── Entries ──

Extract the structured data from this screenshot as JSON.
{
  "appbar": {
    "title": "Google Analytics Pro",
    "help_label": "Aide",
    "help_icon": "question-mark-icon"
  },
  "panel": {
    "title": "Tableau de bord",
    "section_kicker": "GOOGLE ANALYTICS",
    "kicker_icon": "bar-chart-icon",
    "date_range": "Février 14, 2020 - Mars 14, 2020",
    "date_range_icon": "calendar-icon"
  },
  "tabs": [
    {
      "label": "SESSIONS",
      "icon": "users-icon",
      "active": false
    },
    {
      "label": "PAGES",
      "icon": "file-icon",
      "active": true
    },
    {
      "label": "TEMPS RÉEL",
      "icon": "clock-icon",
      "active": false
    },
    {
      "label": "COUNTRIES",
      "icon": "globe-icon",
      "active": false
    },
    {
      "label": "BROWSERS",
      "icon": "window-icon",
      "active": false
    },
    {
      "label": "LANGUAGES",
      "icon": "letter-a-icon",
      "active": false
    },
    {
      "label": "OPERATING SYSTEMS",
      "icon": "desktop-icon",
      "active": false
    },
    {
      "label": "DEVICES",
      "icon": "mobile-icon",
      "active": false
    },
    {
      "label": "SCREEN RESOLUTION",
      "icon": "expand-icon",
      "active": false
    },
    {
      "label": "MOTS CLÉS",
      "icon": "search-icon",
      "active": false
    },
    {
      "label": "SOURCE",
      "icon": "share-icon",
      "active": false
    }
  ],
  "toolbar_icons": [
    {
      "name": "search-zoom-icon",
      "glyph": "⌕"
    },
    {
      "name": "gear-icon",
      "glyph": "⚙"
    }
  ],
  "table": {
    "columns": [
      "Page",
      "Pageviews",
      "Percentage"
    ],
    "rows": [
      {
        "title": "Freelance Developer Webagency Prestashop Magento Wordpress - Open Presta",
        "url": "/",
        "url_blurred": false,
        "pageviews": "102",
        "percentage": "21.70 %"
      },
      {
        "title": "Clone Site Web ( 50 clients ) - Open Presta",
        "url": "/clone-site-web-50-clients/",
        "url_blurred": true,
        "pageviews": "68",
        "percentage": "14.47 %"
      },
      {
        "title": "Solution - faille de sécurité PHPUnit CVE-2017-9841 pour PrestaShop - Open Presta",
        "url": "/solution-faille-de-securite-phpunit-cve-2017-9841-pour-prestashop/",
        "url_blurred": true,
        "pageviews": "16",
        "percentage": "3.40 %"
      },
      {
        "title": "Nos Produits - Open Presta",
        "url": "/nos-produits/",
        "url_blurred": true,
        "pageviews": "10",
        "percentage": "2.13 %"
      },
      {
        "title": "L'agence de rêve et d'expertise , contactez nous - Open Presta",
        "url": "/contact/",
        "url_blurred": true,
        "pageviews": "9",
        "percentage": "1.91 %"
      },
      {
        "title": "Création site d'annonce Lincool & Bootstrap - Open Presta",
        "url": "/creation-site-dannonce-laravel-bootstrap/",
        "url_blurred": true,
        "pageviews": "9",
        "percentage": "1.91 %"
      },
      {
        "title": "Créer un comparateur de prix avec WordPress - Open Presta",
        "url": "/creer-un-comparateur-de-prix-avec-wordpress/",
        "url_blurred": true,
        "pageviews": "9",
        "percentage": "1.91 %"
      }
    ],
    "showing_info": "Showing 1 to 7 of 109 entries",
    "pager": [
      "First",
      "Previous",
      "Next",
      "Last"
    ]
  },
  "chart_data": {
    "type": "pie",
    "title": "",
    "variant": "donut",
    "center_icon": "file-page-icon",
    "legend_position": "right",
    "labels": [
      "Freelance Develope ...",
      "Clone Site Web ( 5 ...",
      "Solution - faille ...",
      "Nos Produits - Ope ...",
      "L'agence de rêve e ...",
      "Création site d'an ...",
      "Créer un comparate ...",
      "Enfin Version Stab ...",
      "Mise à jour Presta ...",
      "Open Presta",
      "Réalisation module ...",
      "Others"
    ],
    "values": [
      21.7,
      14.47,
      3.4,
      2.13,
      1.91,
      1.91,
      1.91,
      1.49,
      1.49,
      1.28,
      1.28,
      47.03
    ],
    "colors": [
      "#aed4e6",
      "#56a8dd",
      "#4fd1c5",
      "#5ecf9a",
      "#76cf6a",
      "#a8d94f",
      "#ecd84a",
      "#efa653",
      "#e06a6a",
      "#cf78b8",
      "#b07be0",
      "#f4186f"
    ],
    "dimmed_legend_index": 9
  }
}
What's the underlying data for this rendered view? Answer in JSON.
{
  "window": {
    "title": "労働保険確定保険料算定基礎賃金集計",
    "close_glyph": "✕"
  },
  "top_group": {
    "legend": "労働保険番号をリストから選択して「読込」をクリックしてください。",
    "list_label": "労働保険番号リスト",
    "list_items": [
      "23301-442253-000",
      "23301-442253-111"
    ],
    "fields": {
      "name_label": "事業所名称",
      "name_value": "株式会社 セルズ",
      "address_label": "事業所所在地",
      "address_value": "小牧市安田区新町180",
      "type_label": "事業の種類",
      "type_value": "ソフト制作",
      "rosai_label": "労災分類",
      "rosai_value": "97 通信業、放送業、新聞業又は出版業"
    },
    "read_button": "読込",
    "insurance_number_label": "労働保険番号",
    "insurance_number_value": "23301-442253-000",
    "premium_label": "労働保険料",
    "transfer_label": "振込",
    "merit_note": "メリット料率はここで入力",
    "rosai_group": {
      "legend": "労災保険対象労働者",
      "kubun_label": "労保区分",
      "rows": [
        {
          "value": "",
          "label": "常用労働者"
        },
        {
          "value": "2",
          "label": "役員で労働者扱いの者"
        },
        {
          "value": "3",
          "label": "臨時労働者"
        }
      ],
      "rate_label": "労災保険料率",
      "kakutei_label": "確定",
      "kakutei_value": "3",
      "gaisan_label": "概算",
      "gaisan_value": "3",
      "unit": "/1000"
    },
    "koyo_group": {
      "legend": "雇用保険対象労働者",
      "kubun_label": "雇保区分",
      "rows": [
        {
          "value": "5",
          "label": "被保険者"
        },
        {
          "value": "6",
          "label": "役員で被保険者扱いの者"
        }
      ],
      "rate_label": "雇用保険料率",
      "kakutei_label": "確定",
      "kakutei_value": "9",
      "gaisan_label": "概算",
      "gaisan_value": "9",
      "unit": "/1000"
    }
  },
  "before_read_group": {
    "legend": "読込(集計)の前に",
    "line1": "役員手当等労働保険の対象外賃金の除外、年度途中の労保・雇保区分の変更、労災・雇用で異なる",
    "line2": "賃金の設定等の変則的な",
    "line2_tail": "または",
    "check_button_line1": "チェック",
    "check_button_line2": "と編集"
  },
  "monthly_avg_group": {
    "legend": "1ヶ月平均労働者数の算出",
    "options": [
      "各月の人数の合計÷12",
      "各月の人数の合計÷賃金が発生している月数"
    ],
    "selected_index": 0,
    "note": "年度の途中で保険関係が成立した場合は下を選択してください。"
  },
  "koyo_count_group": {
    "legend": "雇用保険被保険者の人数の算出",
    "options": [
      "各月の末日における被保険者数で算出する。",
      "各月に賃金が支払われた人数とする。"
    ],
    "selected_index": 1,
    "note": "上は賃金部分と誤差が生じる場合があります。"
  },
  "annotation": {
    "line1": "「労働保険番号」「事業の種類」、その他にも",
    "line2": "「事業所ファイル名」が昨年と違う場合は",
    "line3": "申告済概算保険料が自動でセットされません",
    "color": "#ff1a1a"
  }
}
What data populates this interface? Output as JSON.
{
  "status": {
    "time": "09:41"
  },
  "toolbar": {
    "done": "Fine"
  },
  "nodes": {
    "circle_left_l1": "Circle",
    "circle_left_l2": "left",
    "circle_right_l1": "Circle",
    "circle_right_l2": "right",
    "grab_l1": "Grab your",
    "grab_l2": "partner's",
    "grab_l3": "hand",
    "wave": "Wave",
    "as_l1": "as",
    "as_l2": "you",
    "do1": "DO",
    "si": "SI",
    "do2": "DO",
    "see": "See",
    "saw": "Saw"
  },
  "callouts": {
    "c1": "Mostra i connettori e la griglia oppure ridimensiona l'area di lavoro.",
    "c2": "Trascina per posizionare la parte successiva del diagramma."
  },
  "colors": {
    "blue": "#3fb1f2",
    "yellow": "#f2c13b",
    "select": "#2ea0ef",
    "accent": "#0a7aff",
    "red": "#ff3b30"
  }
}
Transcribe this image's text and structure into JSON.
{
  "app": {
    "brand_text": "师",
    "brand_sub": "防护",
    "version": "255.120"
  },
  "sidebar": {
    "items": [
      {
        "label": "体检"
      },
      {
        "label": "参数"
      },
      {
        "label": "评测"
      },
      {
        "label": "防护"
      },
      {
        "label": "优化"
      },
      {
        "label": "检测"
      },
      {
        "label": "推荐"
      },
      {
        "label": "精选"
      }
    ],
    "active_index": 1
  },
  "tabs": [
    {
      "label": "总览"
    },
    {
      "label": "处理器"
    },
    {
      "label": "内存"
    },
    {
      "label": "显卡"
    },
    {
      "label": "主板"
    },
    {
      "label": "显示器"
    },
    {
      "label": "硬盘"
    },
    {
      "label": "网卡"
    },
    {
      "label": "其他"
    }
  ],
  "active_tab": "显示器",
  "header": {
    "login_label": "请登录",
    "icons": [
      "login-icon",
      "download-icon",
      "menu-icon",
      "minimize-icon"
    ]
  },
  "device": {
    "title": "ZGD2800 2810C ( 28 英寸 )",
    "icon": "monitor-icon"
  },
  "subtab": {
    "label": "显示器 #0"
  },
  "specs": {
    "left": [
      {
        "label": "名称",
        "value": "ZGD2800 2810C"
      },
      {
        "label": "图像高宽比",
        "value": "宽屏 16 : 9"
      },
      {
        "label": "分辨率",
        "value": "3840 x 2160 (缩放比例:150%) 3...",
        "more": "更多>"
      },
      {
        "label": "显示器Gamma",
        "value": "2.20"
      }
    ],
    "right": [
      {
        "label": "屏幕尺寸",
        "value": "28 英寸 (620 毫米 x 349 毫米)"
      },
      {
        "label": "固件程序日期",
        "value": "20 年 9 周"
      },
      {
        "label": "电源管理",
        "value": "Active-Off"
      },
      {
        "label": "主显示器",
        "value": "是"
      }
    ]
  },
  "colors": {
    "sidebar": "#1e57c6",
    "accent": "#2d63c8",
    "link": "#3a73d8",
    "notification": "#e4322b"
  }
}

───

Locate all lines in the listing above with the word "comparateur" and copy them.

- [Solution to the exercise]:
        "title": "Créer un comparateur de prix avec WordPress - Open Presta",
        "url": "/creer-un-comparateur-de-prix-avec-wordpress/",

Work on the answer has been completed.